[Figure data in JSON]
>> begin
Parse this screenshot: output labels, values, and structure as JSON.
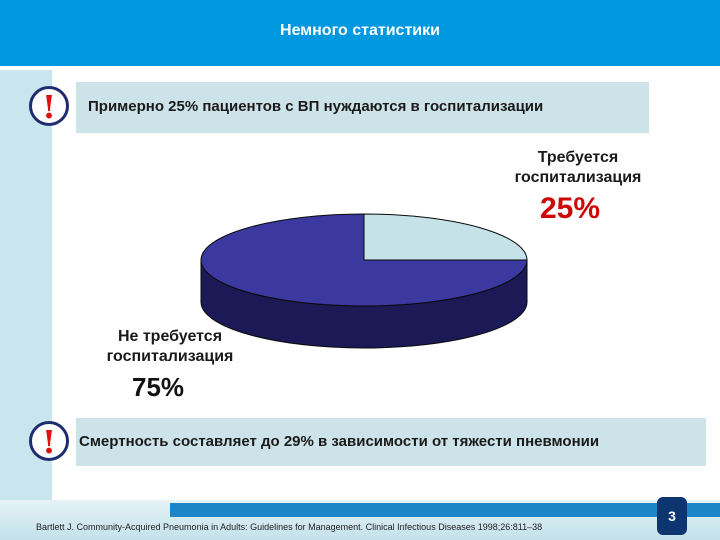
{
  "header": {
    "title": "Немного статистики"
  },
  "callouts": [
    {
      "icon": "exclamation-icon",
      "glyph": "!",
      "text": "Примерно 25% пациентов с ВП нуждаются в госпитализации"
    },
    {
      "icon": "exclamation-icon",
      "glyph": "!",
      "text": "Смертность составляет до 29% в зависимости от тяжести пневмонии"
    }
  ],
  "chart_data": {
    "type": "pie",
    "title": "",
    "labels": [
      "Требуется госпитализация",
      "Не требуется госпитализация"
    ],
    "values": [
      25,
      75
    ],
    "value_labels": [
      "25%",
      "75%"
    ],
    "colors": [
      "#c5e2e8",
      "#3b39a0"
    ],
    "side_colors": [
      "#8fb0b6",
      "#1b1a57"
    ],
    "legend": "none",
    "style": "3d"
  },
  "slice_labels": {
    "yes": {
      "line1": "Требуется",
      "line2": "госпитализация",
      "pct": "25%"
    },
    "no": {
      "line1": "Не требуется",
      "line2": "госпитализация",
      "pct": "75%"
    }
  },
  "footer": {
    "citation": "Bartlett J. Community-Acquired Pneumonia in Adults: Guidelines for Management. Clinical Infectious Diseases 1998;26:811–38",
    "page_number": "3"
  },
  "colors": {
    "accent": "#0099e0",
    "callout_bg": "#cde3ea",
    "alert": "#e01010"
  }
}
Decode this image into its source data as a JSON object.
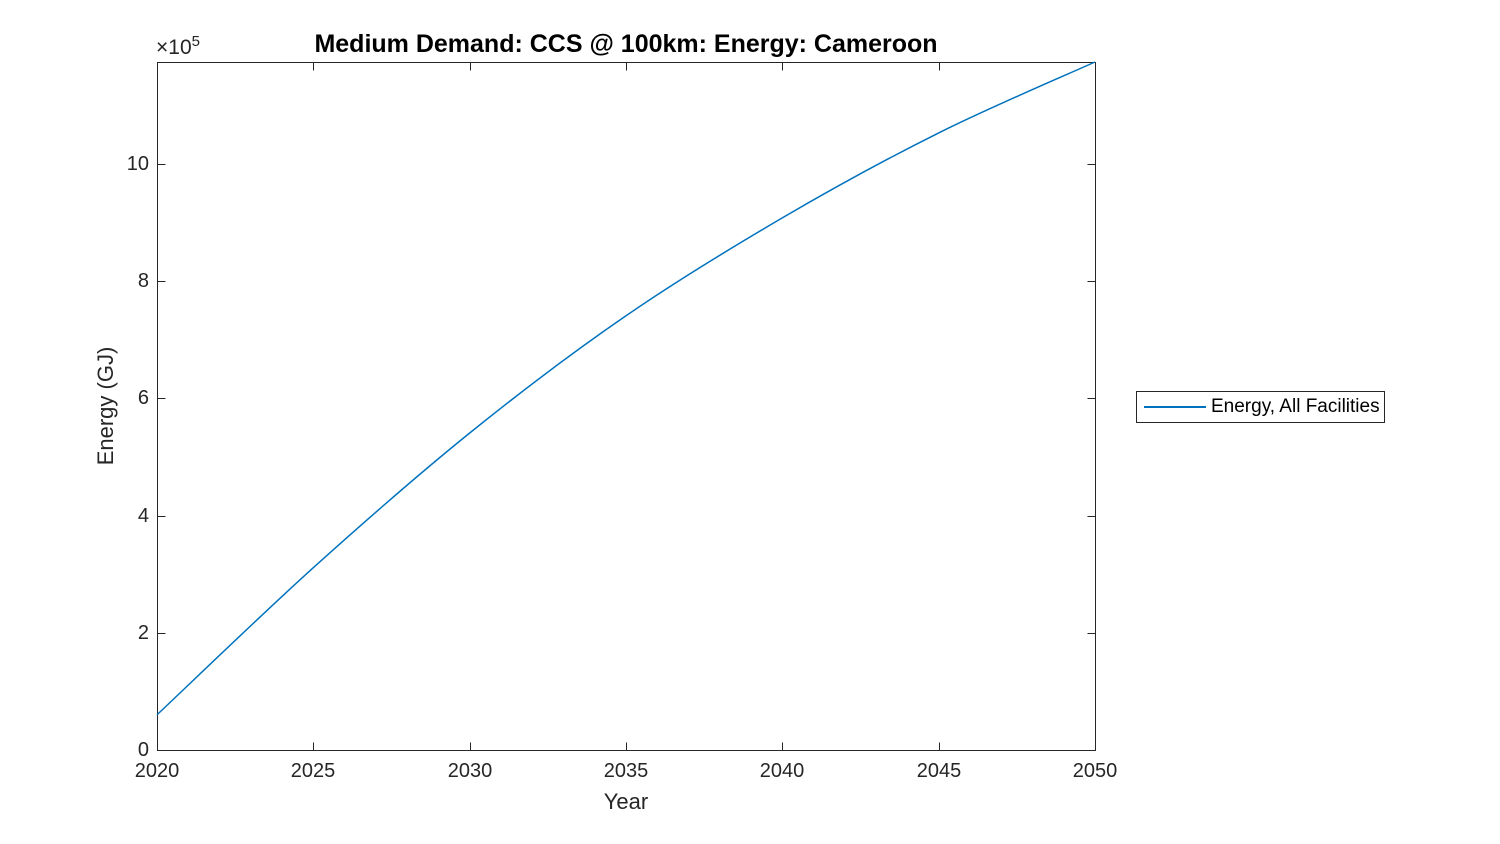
{
  "figure": {
    "title": "Medium Demand: CCS @ 100km: Energy: Cameroon",
    "xlabel": "Year",
    "ylabel": "Energy (GJ)",
    "y_axis_exponent": {
      "base": "×10",
      "power": "5"
    },
    "background_color": "#ffffff",
    "axis_color": "#262626",
    "title_color": "#000000"
  },
  "legend": {
    "entries": [
      {
        "label": "Energy, All Facilities",
        "color": "#0072BD"
      }
    ],
    "position": "right-outside",
    "border_color": "#262626"
  },
  "chart_data": {
    "type": "line",
    "title": "Medium Demand: CCS @ 100km: Energy: Cameroon",
    "xlabel": "Year",
    "ylabel": "Energy (GJ)",
    "x": [
      2020,
      2025,
      2030,
      2035,
      2040,
      2045,
      2050
    ],
    "series": [
      {
        "name": "Energy, All Facilities",
        "color": "#0072BD",
        "values": [
          60000,
          311000,
          541000,
          741000,
          908000,
          1053000,
          1174000
        ]
      }
    ],
    "xlim": [
      2020,
      2050
    ],
    "ylim": [
      0,
      1174000
    ],
    "x_ticks": [
      2020,
      2025,
      2030,
      2035,
      2040,
      2045,
      2050
    ],
    "y_ticks": [
      0,
      200000,
      400000,
      600000,
      800000,
      1000000
    ],
    "y_tick_labels": [
      "0",
      "2",
      "4",
      "6",
      "8",
      "10"
    ],
    "y_scale_exponent": "×10^5",
    "grid": false,
    "box": true,
    "tick_direction": "in",
    "legend_position": "right-outside"
  }
}
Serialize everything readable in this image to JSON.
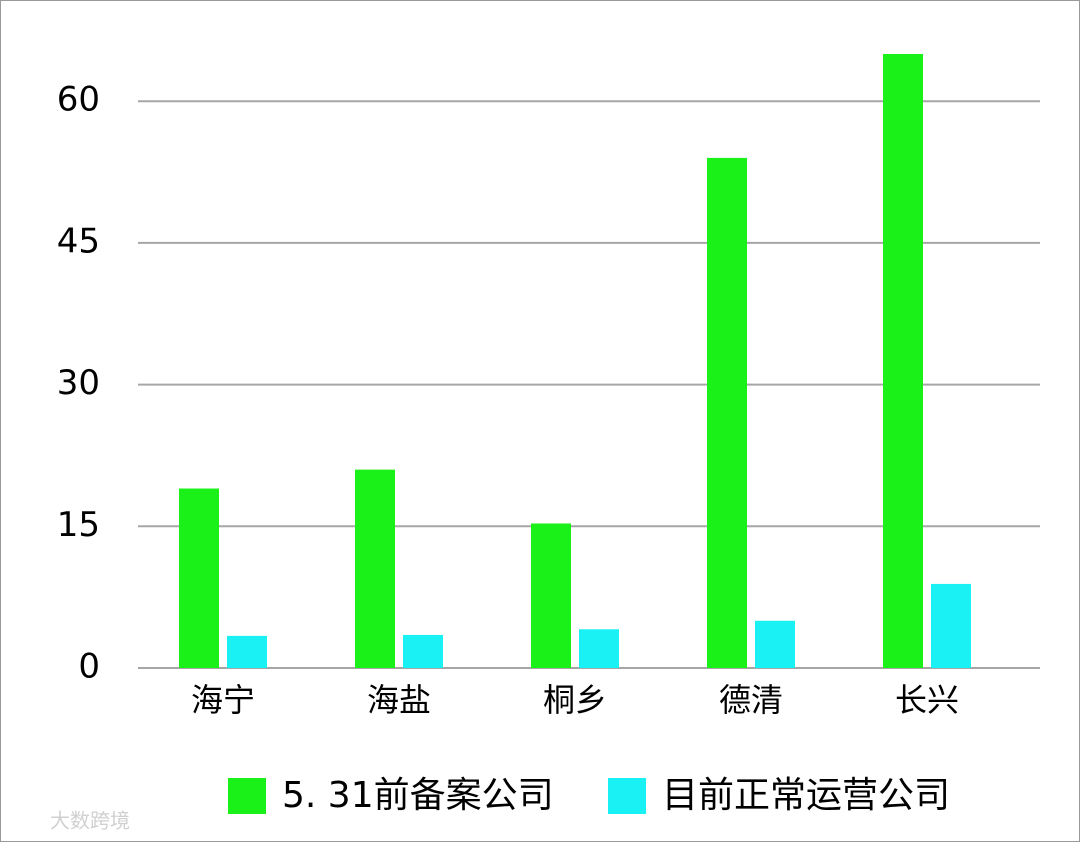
{
  "chart_data": {
    "type": "bar",
    "categories": [
      "海宁",
      "海盐",
      "桐乡",
      "德清",
      "长兴"
    ],
    "series": [
      {
        "name": "5. 31前备案公司",
        "color": "#19f119",
        "values": [
          19,
          21,
          15.3,
          54,
          65
        ]
      },
      {
        "name": "目前正常运营公司",
        "color": "#19f1f5",
        "values": [
          3.4,
          3.5,
          4.1,
          5,
          8.9
        ]
      }
    ],
    "ylim": [
      0,
      65
    ],
    "yticks": [
      0,
      15,
      30,
      45,
      60
    ],
    "grid": true,
    "watermark": "大数跨境"
  }
}
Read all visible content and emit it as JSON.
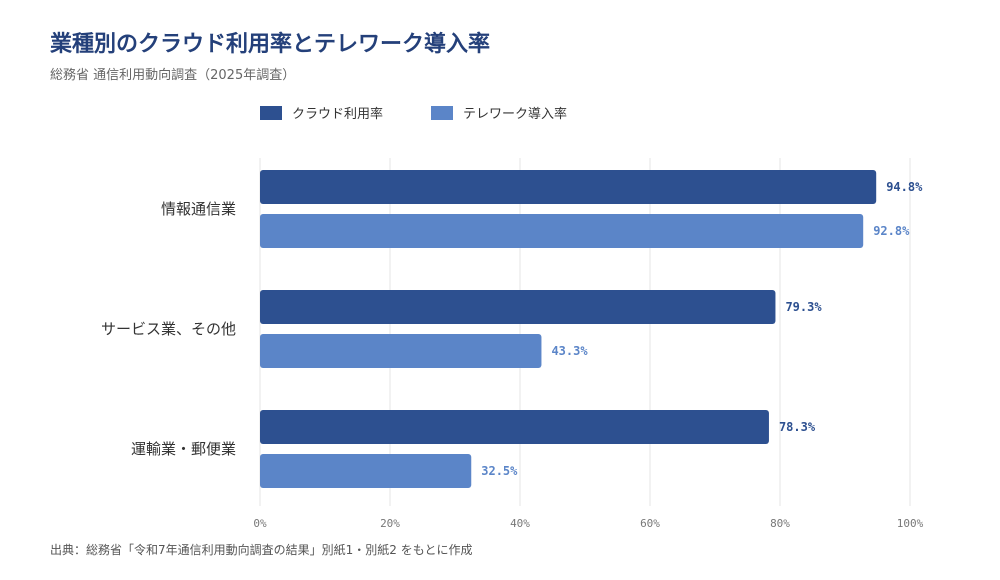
{
  "title": "業種別のクラウド利用率とテレワーク導入率",
  "subtitle": "総務省 通信利用動向調査（2025年調査）",
  "footer": "出典：総務省「令和7年通信利用動向調査の結果」別紙1・別紙2 をもとに作成",
  "colors": {
    "cloud": "#2d5090",
    "telework": "#5b85c8",
    "grid": "#e6e6e6"
  },
  "chart_data": {
    "type": "bar",
    "orientation": "horizontal",
    "categories": [
      "情報通信業",
      "サービス業、その他",
      "運輸業・郵便業"
    ],
    "series": [
      {
        "name": "クラウド利用率",
        "values": [
          94.8,
          79.3,
          78.3
        ],
        "labels": [
          "94.8%",
          "79.3%",
          "78.3%"
        ]
      },
      {
        "name": "テレワーク導入率",
        "values": [
          92.8,
          43.3,
          32.5
        ],
        "labels": [
          "92.8%",
          "43.3%",
          "32.5%"
        ]
      }
    ],
    "xlim": [
      0,
      100
    ],
    "xticks": [
      "0%",
      "20%",
      "40%",
      "60%",
      "80%",
      "100%"
    ],
    "grid": true,
    "legend_position": "top"
  }
}
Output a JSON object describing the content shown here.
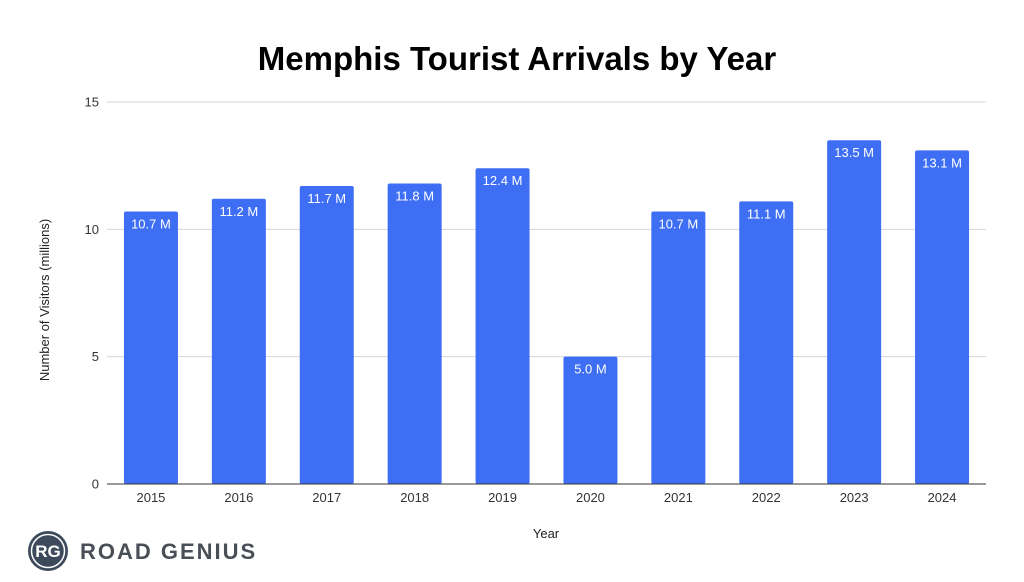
{
  "chart_data": {
    "type": "bar",
    "title": "Memphis Tourist Arrivals by Year",
    "xlabel": "Year",
    "ylabel": "Number of Visitors (millions)",
    "categories": [
      "2015",
      "2016",
      "2017",
      "2018",
      "2019",
      "2020",
      "2021",
      "2022",
      "2023",
      "2024"
    ],
    "values": [
      10.7,
      11.2,
      11.7,
      11.8,
      12.4,
      5.0,
      10.7,
      11.1,
      13.5,
      13.1
    ],
    "data_labels": [
      "10.7 M",
      "11.2 M",
      "11.7 M",
      "11.8 M",
      "12.4 M",
      "5.0 M",
      "10.7 M",
      "11.1 M",
      "13.5 M",
      "13.1 M"
    ],
    "ylim": [
      0,
      15
    ],
    "yticks": [
      0,
      5,
      10,
      15
    ],
    "grid": true,
    "bar_color": "#3d6ef4"
  },
  "branding": {
    "logo_monogram": "RG",
    "logo_text": "ROAD GENIUS",
    "logo_color": "#3d4a5c"
  }
}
>> end
Leave the pictures out, and print every line of the listing exactly as written.

• [SOLUTION TO THIS EXERCISE]
Parse this screenshot: output labels, values, and structure as JSON.
{
  "header": {
    "title": "Немного статистики"
  },
  "callouts": [
    {
      "icon": "exclamation-icon",
      "glyph": "!",
      "text": "Примерно 25% пациентов с ВП нуждаются в госпитализации"
    },
    {
      "icon": "exclamation-icon",
      "glyph": "!",
      "text": "Смертность составляет до 29% в зависимости от тяжести пневмонии"
    }
  ],
  "chart_data": {
    "type": "pie",
    "title": "",
    "labels": [
      "Требуется госпитализация",
      "Не требуется госпитализация"
    ],
    "values": [
      25,
      75
    ],
    "value_labels": [
      "25%",
      "75%"
    ],
    "colors": [
      "#c5e2e8",
      "#3b39a0"
    ],
    "side_colors": [
      "#8fb0b6",
      "#1b1a57"
    ],
    "legend": "none",
    "style": "3d"
  },
  "slice_labels": {
    "yes": {
      "line1": "Требуется",
      "line2": "госпитализация",
      "pct": "25%"
    },
    "no": {
      "line1": "Не требуется",
      "line2": "госпитализация",
      "pct": "75%"
    }
  },
  "footer": {
    "citation": "Bartlett J. Community-Acquired Pneumonia in Adults: Guidelines for Management. Clinical Infectious Diseases 1998;26:811–38",
    "page_number": "3"
  },
  "colors": {
    "accent": "#0099e0",
    "callout_bg": "#cde3ea",
    "alert": "#e01010"
  }
}
Decode this image into its source data as a JSON object.
{
  "figure": {
    "title": "Medium Demand: CCS @ 100km: Energy: Cameroon",
    "xlabel": "Year",
    "ylabel": "Energy (GJ)",
    "y_axis_exponent": {
      "base": "×10",
      "power": "5"
    },
    "background_color": "#ffffff",
    "axis_color": "#262626",
    "title_color": "#000000"
  },
  "legend": {
    "entries": [
      {
        "label": "Energy, All Facilities",
        "color": "#0072BD"
      }
    ],
    "position": "right-outside",
    "border_color": "#262626"
  },
  "chart_data": {
    "type": "line",
    "title": "Medium Demand: CCS @ 100km: Energy: Cameroon",
    "xlabel": "Year",
    "ylabel": "Energy (GJ)",
    "x": [
      2020,
      2025,
      2030,
      2035,
      2040,
      2045,
      2050
    ],
    "series": [
      {
        "name": "Energy, All Facilities",
        "color": "#0072BD",
        "values": [
          60000,
          311000,
          541000,
          741000,
          908000,
          1053000,
          1174000
        ]
      }
    ],
    "xlim": [
      2020,
      2050
    ],
    "ylim": [
      0,
      1174000
    ],
    "x_ticks": [
      2020,
      2025,
      2030,
      2035,
      2040,
      2045,
      2050
    ],
    "y_ticks": [
      0,
      200000,
      400000,
      600000,
      800000,
      1000000
    ],
    "y_tick_labels": [
      "0",
      "2",
      "4",
      "6",
      "8",
      "10"
    ],
    "y_scale_exponent": "×10^5",
    "grid": false,
    "box": true,
    "tick_direction": "in",
    "legend_position": "right-outside"
  }
}
Serialize everything readable in this image to JSON.
{
  "chart_data": {
    "type": "bar",
    "categories": [
      "海宁",
      "海盐",
      "桐乡",
      "德清",
      "长兴"
    ],
    "series": [
      {
        "name": "5. 31前备案公司",
        "color": "#19f119",
        "values": [
          19,
          21,
          15.3,
          54,
          65
        ]
      },
      {
        "name": "目前正常运营公司",
        "color": "#19f1f5",
        "values": [
          3.4,
          3.5,
          4.1,
          5,
          8.9
        ]
      }
    ],
    "ylim": [
      0,
      65
    ],
    "yticks": [
      0,
      15,
      30,
      45,
      60
    ],
    "grid": true,
    "watermark": "大数跨境"
  }
}
Read all visible content and emit it as JSON.
{
  "title": "業種別のクラウド利用率とテレワーク導入率",
  "subtitle": "総務省 通信利用動向調査（2025年調査）",
  "footer": "出典：総務省「令和7年通信利用動向調査の結果」別紙1・別紙2 をもとに作成",
  "colors": {
    "cloud": "#2d5090",
    "telework": "#5b85c8",
    "grid": "#e6e6e6"
  },
  "chart_data": {
    "type": "bar",
    "orientation": "horizontal",
    "categories": [
      "情報通信業",
      "サービス業、その他",
      "運輸業・郵便業"
    ],
    "series": [
      {
        "name": "クラウド利用率",
        "values": [
          94.8,
          79.3,
          78.3
        ],
        "labels": [
          "94.8%",
          "79.3%",
          "78.3%"
        ]
      },
      {
        "name": "テレワーク導入率",
        "values": [
          92.8,
          43.3,
          32.5
        ],
        "labels": [
          "92.8%",
          "43.3%",
          "32.5%"
        ]
      }
    ],
    "xlim": [
      0,
      100
    ],
    "xticks": [
      "0%",
      "20%",
      "40%",
      "60%",
      "80%",
      "100%"
    ],
    "grid": true,
    "legend_position": "top"
  }
}
Output a JSON object describing the content shown here.
{
  "chart_data": {
    "type": "bar",
    "title": "Memphis Tourist Arrivals by Year",
    "xlabel": "Year",
    "ylabel": "Number of Visitors (millions)",
    "categories": [
      "2015",
      "2016",
      "2017",
      "2018",
      "2019",
      "2020",
      "2021",
      "2022",
      "2023",
      "2024"
    ],
    "values": [
      10.7,
      11.2,
      11.7,
      11.8,
      12.4,
      5.0,
      10.7,
      11.1,
      13.5,
      13.1
    ],
    "data_labels": [
      "10.7 M",
      "11.2 M",
      "11.7 M",
      "11.8 M",
      "12.4 M",
      "5.0 M",
      "10.7 M",
      "11.1 M",
      "13.5 M",
      "13.1 M"
    ],
    "ylim": [
      0,
      15
    ],
    "yticks": [
      0,
      5,
      10,
      15
    ],
    "grid": true,
    "bar_color": "#3d6ef4"
  },
  "branding": {
    "logo_monogram": "RG",
    "logo_text": "ROAD GENIUS",
    "logo_color": "#3d4a5c"
  }
}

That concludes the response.